_OBJECTIVE_. Among the records below, find each line that includes the string "通信管理" and copy it.
start
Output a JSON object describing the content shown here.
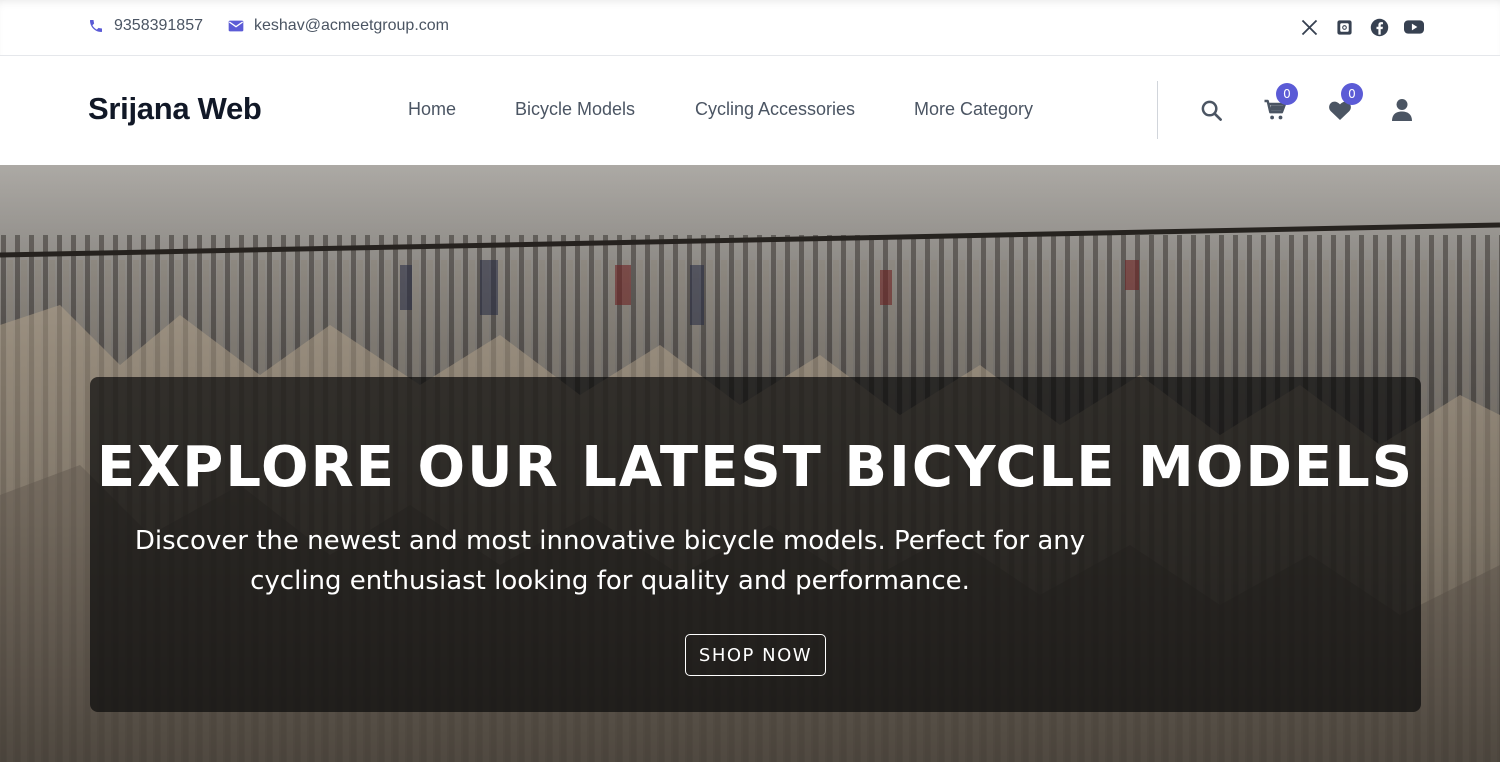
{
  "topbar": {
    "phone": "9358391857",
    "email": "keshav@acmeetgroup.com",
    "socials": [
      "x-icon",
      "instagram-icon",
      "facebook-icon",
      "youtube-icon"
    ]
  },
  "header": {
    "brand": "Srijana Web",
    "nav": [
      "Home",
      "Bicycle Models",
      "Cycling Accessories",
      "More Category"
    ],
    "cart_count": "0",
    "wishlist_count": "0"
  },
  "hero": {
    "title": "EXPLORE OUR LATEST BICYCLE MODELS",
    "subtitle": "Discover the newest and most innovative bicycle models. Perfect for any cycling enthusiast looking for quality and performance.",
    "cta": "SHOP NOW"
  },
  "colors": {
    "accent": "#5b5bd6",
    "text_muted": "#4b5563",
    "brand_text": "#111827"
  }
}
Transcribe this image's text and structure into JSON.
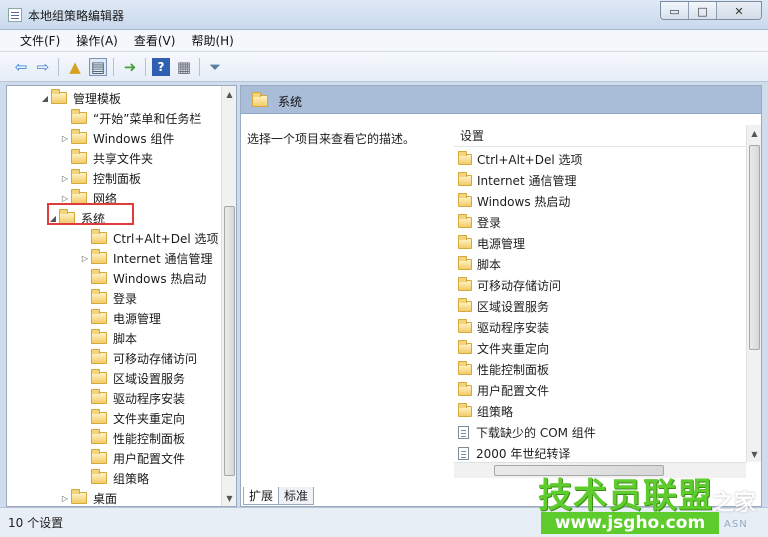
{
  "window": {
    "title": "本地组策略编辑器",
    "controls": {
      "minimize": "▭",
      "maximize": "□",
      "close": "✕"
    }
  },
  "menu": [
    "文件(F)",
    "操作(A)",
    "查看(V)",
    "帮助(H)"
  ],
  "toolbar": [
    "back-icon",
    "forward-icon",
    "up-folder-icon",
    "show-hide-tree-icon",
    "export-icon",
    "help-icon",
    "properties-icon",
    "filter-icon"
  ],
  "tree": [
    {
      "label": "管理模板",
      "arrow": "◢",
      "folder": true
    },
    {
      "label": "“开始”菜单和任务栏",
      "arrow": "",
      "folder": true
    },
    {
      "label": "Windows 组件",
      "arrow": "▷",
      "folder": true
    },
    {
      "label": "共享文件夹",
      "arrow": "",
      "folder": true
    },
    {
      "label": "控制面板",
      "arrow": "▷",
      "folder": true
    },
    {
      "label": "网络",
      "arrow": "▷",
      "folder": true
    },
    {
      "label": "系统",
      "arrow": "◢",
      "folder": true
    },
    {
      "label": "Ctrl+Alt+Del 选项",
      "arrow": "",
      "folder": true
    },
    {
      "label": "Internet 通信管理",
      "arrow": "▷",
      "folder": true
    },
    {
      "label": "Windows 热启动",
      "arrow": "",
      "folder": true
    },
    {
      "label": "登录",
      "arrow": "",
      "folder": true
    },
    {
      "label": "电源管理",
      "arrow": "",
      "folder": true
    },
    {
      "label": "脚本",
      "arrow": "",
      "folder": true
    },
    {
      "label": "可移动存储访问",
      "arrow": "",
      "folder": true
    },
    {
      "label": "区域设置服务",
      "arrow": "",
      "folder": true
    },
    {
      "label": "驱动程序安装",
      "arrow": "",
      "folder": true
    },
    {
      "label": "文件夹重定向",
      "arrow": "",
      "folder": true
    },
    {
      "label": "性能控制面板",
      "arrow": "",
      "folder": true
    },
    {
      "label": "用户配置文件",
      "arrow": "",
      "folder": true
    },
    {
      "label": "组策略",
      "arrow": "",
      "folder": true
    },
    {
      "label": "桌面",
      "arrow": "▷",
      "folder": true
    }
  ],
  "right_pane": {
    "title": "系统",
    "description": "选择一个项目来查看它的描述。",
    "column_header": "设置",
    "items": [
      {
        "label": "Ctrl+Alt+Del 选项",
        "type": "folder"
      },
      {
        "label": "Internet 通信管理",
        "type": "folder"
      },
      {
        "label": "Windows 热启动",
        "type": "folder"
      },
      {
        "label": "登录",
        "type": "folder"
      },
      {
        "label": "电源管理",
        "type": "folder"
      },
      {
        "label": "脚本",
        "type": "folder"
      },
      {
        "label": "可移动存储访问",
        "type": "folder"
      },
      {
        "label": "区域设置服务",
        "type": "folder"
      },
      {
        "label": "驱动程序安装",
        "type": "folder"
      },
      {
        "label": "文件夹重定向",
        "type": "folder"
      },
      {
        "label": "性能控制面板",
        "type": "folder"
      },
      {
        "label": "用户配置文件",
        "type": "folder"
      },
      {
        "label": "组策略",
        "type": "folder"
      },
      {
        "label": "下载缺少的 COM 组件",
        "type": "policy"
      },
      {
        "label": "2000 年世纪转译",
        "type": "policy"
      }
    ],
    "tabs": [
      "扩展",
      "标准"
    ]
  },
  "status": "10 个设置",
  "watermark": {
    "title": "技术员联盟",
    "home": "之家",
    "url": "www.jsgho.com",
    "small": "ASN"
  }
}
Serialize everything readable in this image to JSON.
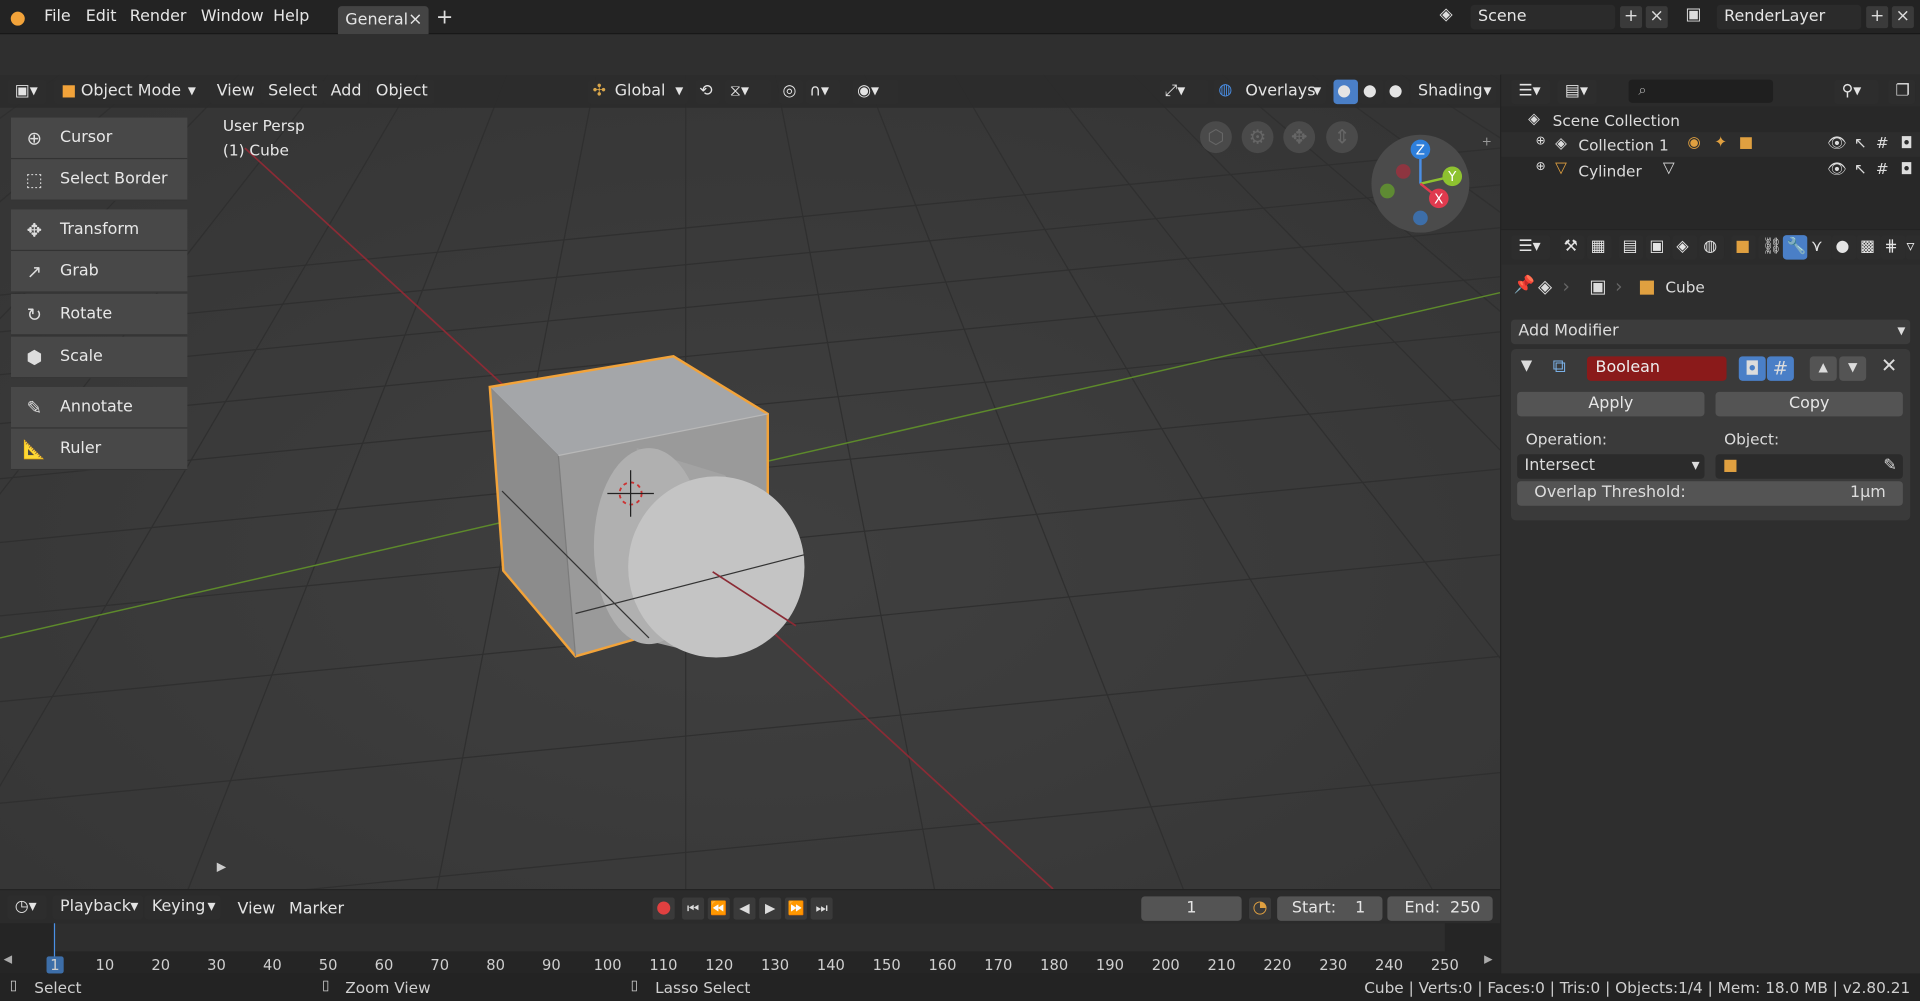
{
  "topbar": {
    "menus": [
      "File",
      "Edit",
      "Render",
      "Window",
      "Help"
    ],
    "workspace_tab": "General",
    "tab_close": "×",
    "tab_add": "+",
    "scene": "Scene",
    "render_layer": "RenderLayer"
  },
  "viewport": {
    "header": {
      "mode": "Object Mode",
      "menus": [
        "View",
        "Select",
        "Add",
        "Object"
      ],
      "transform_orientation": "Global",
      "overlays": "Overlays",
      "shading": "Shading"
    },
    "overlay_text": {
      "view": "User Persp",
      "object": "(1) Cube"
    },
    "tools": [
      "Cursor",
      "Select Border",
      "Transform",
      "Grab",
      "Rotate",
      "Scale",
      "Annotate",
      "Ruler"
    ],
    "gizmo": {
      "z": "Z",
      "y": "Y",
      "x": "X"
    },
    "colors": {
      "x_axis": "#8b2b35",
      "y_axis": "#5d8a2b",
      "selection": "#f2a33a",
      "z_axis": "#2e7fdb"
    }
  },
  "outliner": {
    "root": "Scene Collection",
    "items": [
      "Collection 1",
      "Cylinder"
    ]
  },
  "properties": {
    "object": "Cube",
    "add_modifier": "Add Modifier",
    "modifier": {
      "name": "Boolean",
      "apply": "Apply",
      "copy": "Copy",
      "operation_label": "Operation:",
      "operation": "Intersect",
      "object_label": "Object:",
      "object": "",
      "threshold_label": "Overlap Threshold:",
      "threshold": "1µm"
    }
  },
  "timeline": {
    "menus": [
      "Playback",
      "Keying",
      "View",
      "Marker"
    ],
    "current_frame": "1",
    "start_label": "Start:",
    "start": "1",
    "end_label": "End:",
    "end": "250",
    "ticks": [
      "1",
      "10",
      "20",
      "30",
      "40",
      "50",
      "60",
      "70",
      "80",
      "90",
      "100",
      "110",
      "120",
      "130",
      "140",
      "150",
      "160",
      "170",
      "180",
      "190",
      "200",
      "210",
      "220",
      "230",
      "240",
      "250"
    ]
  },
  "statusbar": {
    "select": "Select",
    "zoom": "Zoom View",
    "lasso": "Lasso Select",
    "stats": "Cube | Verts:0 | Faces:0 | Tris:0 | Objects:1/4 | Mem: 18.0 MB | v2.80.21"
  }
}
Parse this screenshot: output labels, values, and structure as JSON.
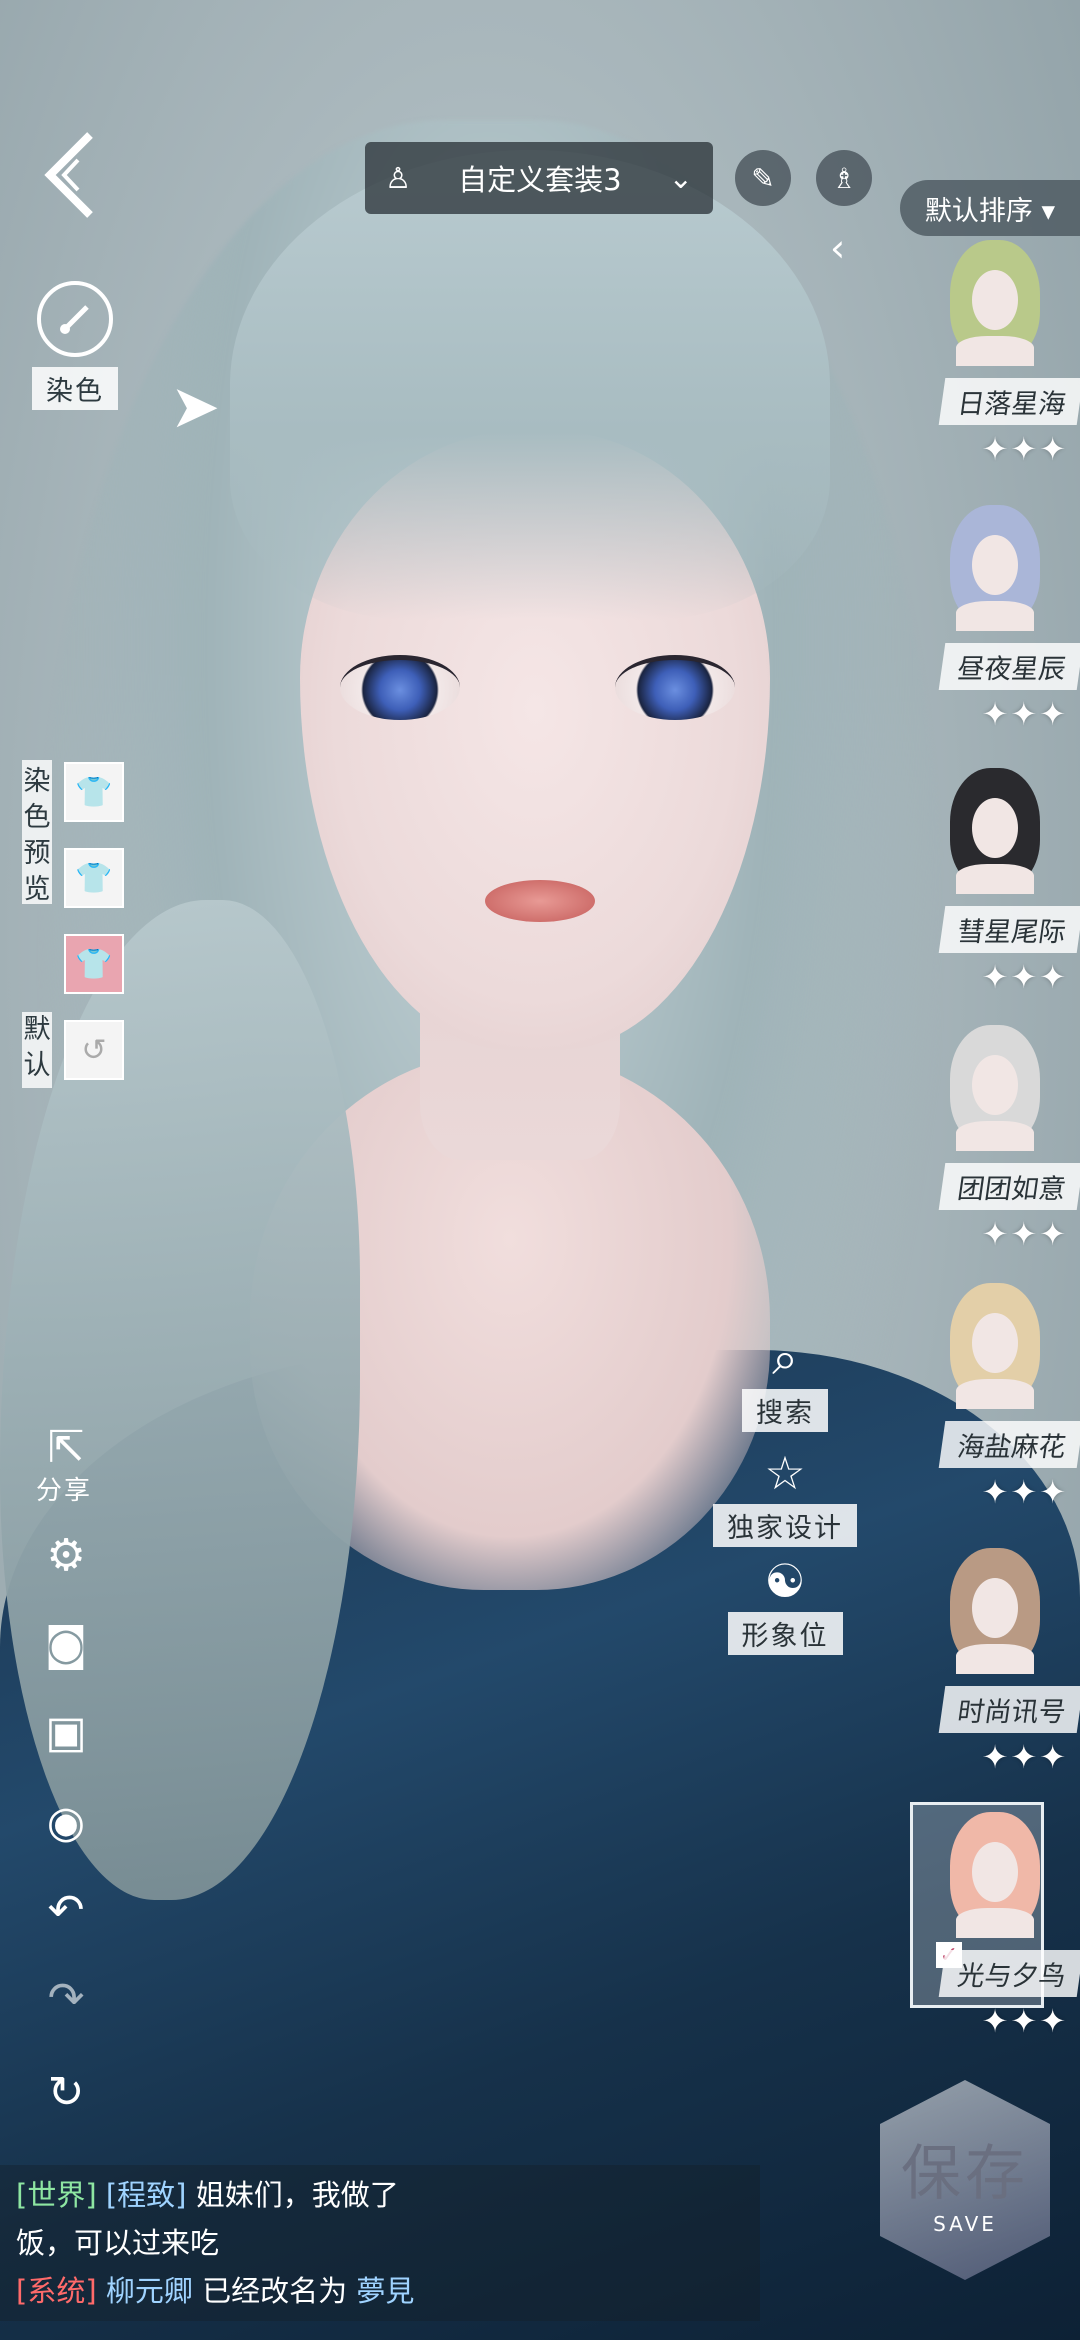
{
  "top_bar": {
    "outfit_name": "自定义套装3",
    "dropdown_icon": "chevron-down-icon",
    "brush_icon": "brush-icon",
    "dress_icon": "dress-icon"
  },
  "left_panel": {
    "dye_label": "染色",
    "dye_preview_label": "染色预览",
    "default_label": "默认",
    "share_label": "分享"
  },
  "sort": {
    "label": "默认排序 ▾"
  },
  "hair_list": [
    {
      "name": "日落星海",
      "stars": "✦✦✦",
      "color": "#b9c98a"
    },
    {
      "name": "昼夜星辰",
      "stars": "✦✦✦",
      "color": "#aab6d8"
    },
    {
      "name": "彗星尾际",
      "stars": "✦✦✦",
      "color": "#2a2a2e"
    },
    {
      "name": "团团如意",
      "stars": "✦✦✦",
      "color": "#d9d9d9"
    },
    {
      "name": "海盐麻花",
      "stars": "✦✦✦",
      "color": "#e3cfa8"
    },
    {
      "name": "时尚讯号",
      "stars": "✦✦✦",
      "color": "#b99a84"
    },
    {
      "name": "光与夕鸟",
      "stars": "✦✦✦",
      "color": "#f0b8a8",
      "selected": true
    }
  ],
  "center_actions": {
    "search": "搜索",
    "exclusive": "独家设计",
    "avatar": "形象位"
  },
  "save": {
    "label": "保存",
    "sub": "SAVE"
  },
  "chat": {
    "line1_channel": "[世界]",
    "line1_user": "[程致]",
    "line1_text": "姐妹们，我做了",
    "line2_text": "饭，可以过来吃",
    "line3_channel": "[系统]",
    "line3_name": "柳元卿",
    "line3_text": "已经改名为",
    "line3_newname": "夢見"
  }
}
end
_ANSWER FOR THIS EXERCISE_.
      "label": "Internet 通信管理",
        "label": "Internet 通信管理",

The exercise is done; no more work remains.